[Begin]

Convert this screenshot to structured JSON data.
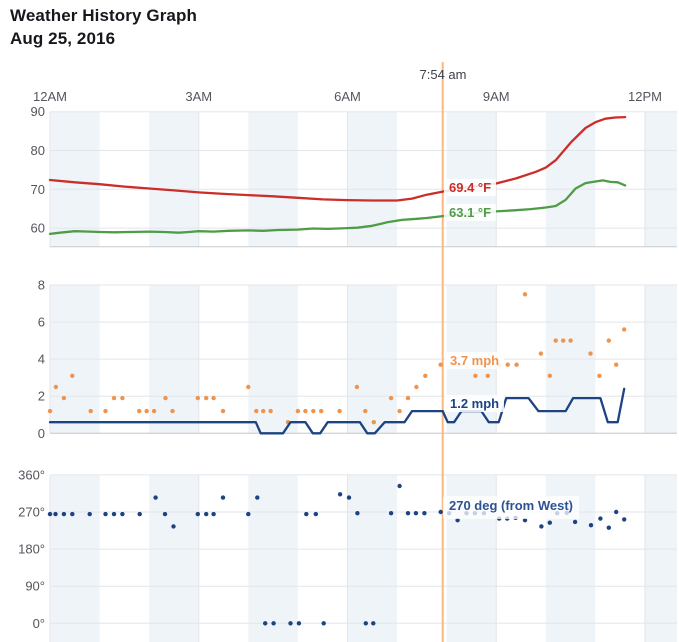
{
  "header": {
    "title": "Weather History Graph",
    "date": "Aug 25, 2016"
  },
  "readout": {
    "time": "7:54 am",
    "hour": 7.92,
    "temperature": "69.4 °F",
    "dew_point": "63.1 °F",
    "gust": "3.7 mph",
    "wind_speed": "1.2 mph",
    "wind_direction": "270 deg (from West)"
  },
  "colors": {
    "temperature": "#cb2e28",
    "dew_point": "#4f9c46",
    "wind": "#1d4382",
    "gust": "#f0944d",
    "readout_line": "#f8b87e",
    "band": "#eff4f9",
    "grid": "#e4e5e9",
    "axis": "#c9cbce",
    "tick_text": "#55555e",
    "title_text": "#17171d",
    "time_text": "#3f3f48",
    "direction_text": "#2d5293"
  },
  "x_axis": {
    "ticks": [
      {
        "label": "12AM",
        "hour": 0
      },
      {
        "label": "3AM",
        "hour": 3
      },
      {
        "label": "6AM",
        "hour": 6
      },
      {
        "label": "9AM",
        "hour": 9
      },
      {
        "label": "12PM",
        "hour": 12
      }
    ],
    "band_hours": [
      0,
      2,
      4,
      6,
      8,
      10,
      12
    ],
    "gridline_hours": [
      0,
      3,
      6,
      9,
      12
    ]
  },
  "chart_data": [
    {
      "type": "line",
      "name": "temperature_dew_point",
      "ylabel": "°F",
      "ylim": [
        55.2,
        90
      ],
      "yticks": [
        {
          "v": 90,
          "label": "90"
        },
        {
          "v": 80,
          "label": "80"
        },
        {
          "v": 70,
          "label": "70"
        },
        {
          "v": 60,
          "label": "60"
        }
      ],
      "series": [
        {
          "name": "temperature",
          "style": "line",
          "color": "#cb2e28",
          "points": [
            [
              0,
              72.4
            ],
            [
              0.5,
              71.8
            ],
            [
              1,
              71.3
            ],
            [
              1.5,
              70.7
            ],
            [
              2,
              70.2
            ],
            [
              2.5,
              69.7
            ],
            [
              3,
              69.2
            ],
            [
              3.5,
              68.8
            ],
            [
              4,
              68.5
            ],
            [
              4.5,
              68.2
            ],
            [
              5,
              67.8
            ],
            [
              5.5,
              67.4
            ],
            [
              6,
              67.2
            ],
            [
              6.5,
              67.1
            ],
            [
              7,
              67.1
            ],
            [
              7.3,
              67.6
            ],
            [
              7.6,
              68.6
            ],
            [
              7.92,
              69.4
            ],
            [
              8.3,
              70.3
            ],
            [
              8.7,
              71.0
            ],
            [
              9,
              71.5
            ],
            [
              9.4,
              72.8
            ],
            [
              9.8,
              74.5
            ],
            [
              10,
              75.6
            ],
            [
              10.2,
              77.5
            ],
            [
              10.5,
              82.0
            ],
            [
              10.8,
              85.8
            ],
            [
              11,
              87.3
            ],
            [
              11.2,
              88.2
            ],
            [
              11.4,
              88.5
            ],
            [
              11.6,
              88.6
            ]
          ]
        },
        {
          "name": "dew_point",
          "style": "line",
          "color": "#4f9c46",
          "points": [
            [
              0,
              58.5
            ],
            [
              0.2,
              58.8
            ],
            [
              0.5,
              59.2
            ],
            [
              0.8,
              59.1
            ],
            [
              1,
              59.0
            ],
            [
              1.3,
              58.9
            ],
            [
              1.6,
              59.0
            ],
            [
              2,
              59.1
            ],
            [
              2.3,
              59.0
            ],
            [
              2.6,
              58.8
            ],
            [
              2.8,
              59.0
            ],
            [
              3,
              59.2
            ],
            [
              3.3,
              59.1
            ],
            [
              3.6,
              59.3
            ],
            [
              4,
              59.4
            ],
            [
              4.3,
              59.3
            ],
            [
              4.6,
              59.5
            ],
            [
              5,
              59.6
            ],
            [
              5.3,
              59.9
            ],
            [
              5.6,
              59.8
            ],
            [
              6,
              60.0
            ],
            [
              6.2,
              60.1
            ],
            [
              6.5,
              60.6
            ],
            [
              6.8,
              61.5
            ],
            [
              7.1,
              62.1
            ],
            [
              7.4,
              62.4
            ],
            [
              7.6,
              62.6
            ],
            [
              7.92,
              63.1
            ],
            [
              8.2,
              63.5
            ],
            [
              8.6,
              63.9
            ],
            [
              9,
              64.3
            ],
            [
              9.4,
              64.6
            ],
            [
              9.7,
              64.9
            ],
            [
              10,
              65.3
            ],
            [
              10.2,
              65.7
            ],
            [
              10.4,
              67.3
            ],
            [
              10.6,
              70.2
            ],
            [
              10.8,
              71.6
            ],
            [
              11,
              72.0
            ],
            [
              11.15,
              72.3
            ],
            [
              11.3,
              71.9
            ],
            [
              11.45,
              71.8
            ],
            [
              11.6,
              71.0
            ]
          ]
        }
      ]
    },
    {
      "type": "line_scatter",
      "name": "wind_speed_mph",
      "ylabel": "mph",
      "ylim": [
        0,
        8
      ],
      "yticks": [
        {
          "v": 8,
          "label": "8"
        },
        {
          "v": 6,
          "label": "6"
        },
        {
          "v": 4,
          "label": "4"
        },
        {
          "v": 2,
          "label": "2"
        },
        {
          "v": 0,
          "label": "0"
        }
      ],
      "series": [
        {
          "name": "wind_gust",
          "style": "scatter",
          "color": "#f0944d",
          "points": [
            [
              0,
              1.2
            ],
            [
              0.12,
              2.5
            ],
            [
              0.28,
              1.9
            ],
            [
              0.45,
              3.1
            ],
            [
              0.82,
              1.2
            ],
            [
              1.12,
              1.2
            ],
            [
              1.29,
              1.9
            ],
            [
              1.46,
              1.9
            ],
            [
              1.8,
              1.2
            ],
            [
              1.95,
              1.2
            ],
            [
              2.1,
              1.2
            ],
            [
              2.33,
              1.9
            ],
            [
              2.47,
              1.2
            ],
            [
              2.98,
              1.9
            ],
            [
              3.15,
              1.9
            ],
            [
              3.3,
              1.9
            ],
            [
              3.49,
              1.2
            ],
            [
              4.0,
              2.5
            ],
            [
              4.16,
              1.2
            ],
            [
              4.3,
              1.2
            ],
            [
              4.45,
              1.2
            ],
            [
              4.8,
              0.6
            ],
            [
              5.0,
              1.2
            ],
            [
              5.15,
              1.2
            ],
            [
              5.31,
              1.2
            ],
            [
              5.47,
              1.2
            ],
            [
              5.84,
              1.2
            ],
            [
              6.19,
              2.5
            ],
            [
              6.36,
              1.2
            ],
            [
              6.53,
              0.6
            ],
            [
              6.88,
              1.9
            ],
            [
              7.05,
              1.2
            ],
            [
              7.22,
              1.9
            ],
            [
              7.39,
              2.5
            ],
            [
              7.57,
              3.1
            ],
            [
              7.88,
              3.7
            ],
            [
              8.25,
              3.7
            ],
            [
              8.58,
              3.1
            ],
            [
              8.83,
              3.1
            ],
            [
              9.06,
              3.7
            ],
            [
              9.23,
              3.7
            ],
            [
              9.41,
              3.7
            ],
            [
              9.58,
              7.5
            ],
            [
              9.9,
              4.3
            ],
            [
              10.08,
              3.1
            ],
            [
              10.2,
              5.0
            ],
            [
              10.35,
              5.0
            ],
            [
              10.5,
              5.0
            ],
            [
              10.9,
              4.3
            ],
            [
              11.08,
              3.1
            ],
            [
              11.27,
              5.0
            ],
            [
              11.42,
              3.7
            ],
            [
              11.58,
              5.6
            ]
          ]
        },
        {
          "name": "wind_speed",
          "style": "line",
          "color": "#1d4382",
          "points": [
            [
              0,
              0.6
            ],
            [
              4.15,
              0.6
            ],
            [
              4.25,
              0
            ],
            [
              4.7,
              0
            ],
            [
              4.85,
              0.6
            ],
            [
              5.15,
              0.6
            ],
            [
              5.3,
              0
            ],
            [
              5.45,
              0
            ],
            [
              5.6,
              0.6
            ],
            [
              6.25,
              0.6
            ],
            [
              6.4,
              0
            ],
            [
              6.55,
              0
            ],
            [
              6.75,
              0.6
            ],
            [
              7.15,
              0.6
            ],
            [
              7.3,
              1.2
            ],
            [
              7.92,
              1.2
            ],
            [
              8.02,
              0.6
            ],
            [
              8.15,
              0.6
            ],
            [
              8.3,
              1.2
            ],
            [
              8.7,
              1.2
            ],
            [
              8.85,
              0.6
            ],
            [
              9.05,
              0.6
            ],
            [
              9.2,
              1.9
            ],
            [
              9.65,
              1.9
            ],
            [
              9.85,
              1.2
            ],
            [
              10.4,
              1.2
            ],
            [
              10.55,
              1.9
            ],
            [
              11.1,
              1.9
            ],
            [
              11.25,
              0.6
            ],
            [
              11.45,
              0.6
            ],
            [
              11.58,
              2.4
            ]
          ]
        }
      ]
    },
    {
      "type": "scatter",
      "name": "wind_direction_deg",
      "ylabel": "deg",
      "ylim": [
        -45.4,
        360
      ],
      "yticks": [
        {
          "v": 360,
          "label": "360°"
        },
        {
          "v": 270,
          "label": "270°"
        },
        {
          "v": 180,
          "label": "180°"
        },
        {
          "v": 90,
          "label": "90°"
        },
        {
          "v": 0,
          "label": "0°"
        }
      ],
      "series": [
        {
          "name": "wind_direction",
          "style": "scatter",
          "color": "#1d4382",
          "points": [
            [
              0,
              265
            ],
            [
              0.11,
              265
            ],
            [
              0.28,
              265
            ],
            [
              0.45,
              265
            ],
            [
              0.8,
              265
            ],
            [
              1.12,
              265
            ],
            [
              1.29,
              265
            ],
            [
              1.46,
              265
            ],
            [
              1.81,
              265
            ],
            [
              2.13,
              305
            ],
            [
              2.32,
              265
            ],
            [
              2.49,
              235
            ],
            [
              2.98,
              265
            ],
            [
              3.15,
              265
            ],
            [
              3.3,
              265
            ],
            [
              3.49,
              305
            ],
            [
              4.0,
              265
            ],
            [
              4.18,
              305
            ],
            [
              4.34,
              0
            ],
            [
              4.51,
              0
            ],
            [
              4.85,
              0
            ],
            [
              5.02,
              0
            ],
            [
              5.17,
              265
            ],
            [
              5.36,
              265
            ],
            [
              5.52,
              0
            ],
            [
              5.85,
              313
            ],
            [
              6.03,
              305
            ],
            [
              6.2,
              267
            ],
            [
              6.37,
              0
            ],
            [
              6.52,
              0
            ],
            [
              6.88,
              267
            ],
            [
              7.05,
              333
            ],
            [
              7.22,
              267
            ],
            [
              7.38,
              267
            ],
            [
              7.55,
              267
            ],
            [
              7.88,
              270
            ],
            [
              8.05,
              267
            ],
            [
              8.22,
              250
            ],
            [
              8.4,
              267
            ],
            [
              8.57,
              267
            ],
            [
              8.75,
              267
            ],
            [
              9.06,
              254
            ],
            [
              9.22,
              254
            ],
            [
              9.39,
              256
            ],
            [
              9.58,
              250
            ],
            [
              9.91,
              235
            ],
            [
              10.08,
              244
            ],
            [
              10.23,
              267
            ],
            [
              10.42,
              268
            ],
            [
              10.59,
              246
            ],
            [
              10.91,
              238
            ],
            [
              11.1,
              254
            ],
            [
              11.27,
              232
            ],
            [
              11.42,
              270
            ],
            [
              11.58,
              252
            ]
          ]
        }
      ]
    }
  ]
}
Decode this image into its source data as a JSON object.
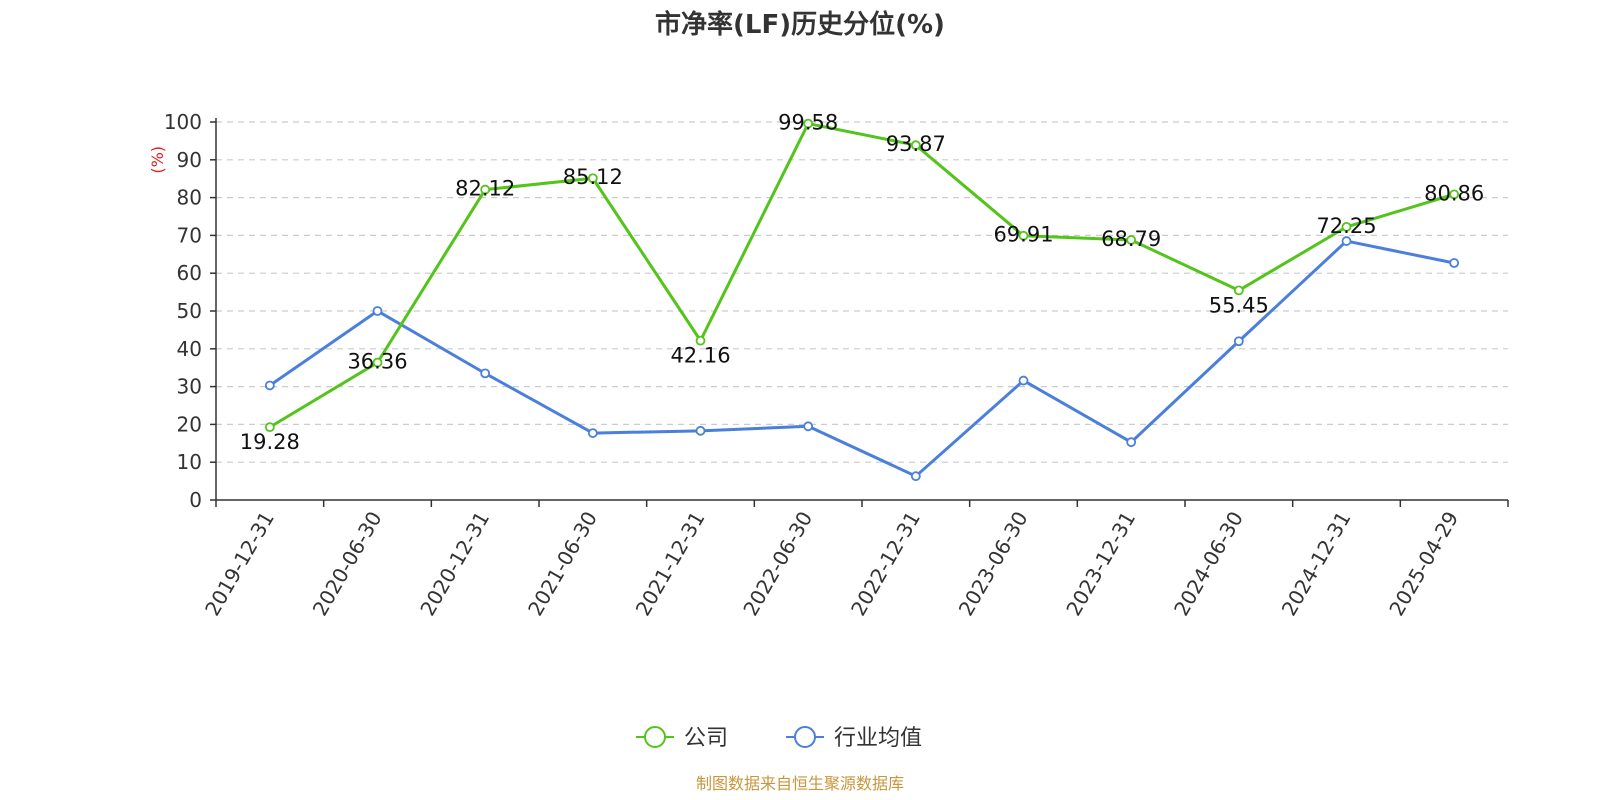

[End]

Which lines contain "this"? Copy each of them out.

- _CORRECT RESULT_:
Convert this screenshot to structured JSON data.
Decode this image into its source data as a JSON object.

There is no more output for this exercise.